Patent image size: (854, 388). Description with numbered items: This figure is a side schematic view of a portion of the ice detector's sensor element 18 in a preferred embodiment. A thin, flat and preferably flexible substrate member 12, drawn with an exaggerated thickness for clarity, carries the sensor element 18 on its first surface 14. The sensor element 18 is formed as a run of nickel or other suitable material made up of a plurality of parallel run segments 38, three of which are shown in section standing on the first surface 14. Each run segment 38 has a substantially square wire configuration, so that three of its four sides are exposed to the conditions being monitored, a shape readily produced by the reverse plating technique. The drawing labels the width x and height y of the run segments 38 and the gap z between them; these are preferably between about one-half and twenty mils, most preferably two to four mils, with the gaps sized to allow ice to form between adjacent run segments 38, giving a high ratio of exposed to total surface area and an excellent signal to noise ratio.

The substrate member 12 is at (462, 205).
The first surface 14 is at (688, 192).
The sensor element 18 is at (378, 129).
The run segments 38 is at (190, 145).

________________________________________

* _What is being asked_
Copy out every record above, swapping "ice detector's" for "frost detector's" and leaving everything else as it is.

* _Task response_
Patent image size: (854, 388). Description with numbered items: This figure is a side schematic view of a portion of the frost detector's sensor element 18 in a preferred embodiment. A thin, flat and preferably flexible substrate member 12, drawn with an exaggerated thickness for clarity, carries the sensor element 18 on its first surface 14. The sensor element 18 is formed as a run of nickel or other suitable material made up of a plurality of parallel run segments 38, three of which are shown in section standing on the first surface 14. Each run segment 38 has a substantially square wire configuration, so that three of its four sides are exposed to the conditions being monitored, a shape readily produced by the reverse plating technique. The drawing labels the width x and height y of the run segments 38 and the gap z between them; these are preferably between about one-half and twenty mils, most preferably two to four mils, with the gaps sized to allow ice to form between adjacent run segments 38, giving a high ratio of exposed to total surface area and an excellent signal to noise ratio.

The substrate member 12 is at (462, 205).
The first surface 14 is at (688, 192).
The sensor element 18 is at (378, 129).
The run segments 38 is at (190, 145).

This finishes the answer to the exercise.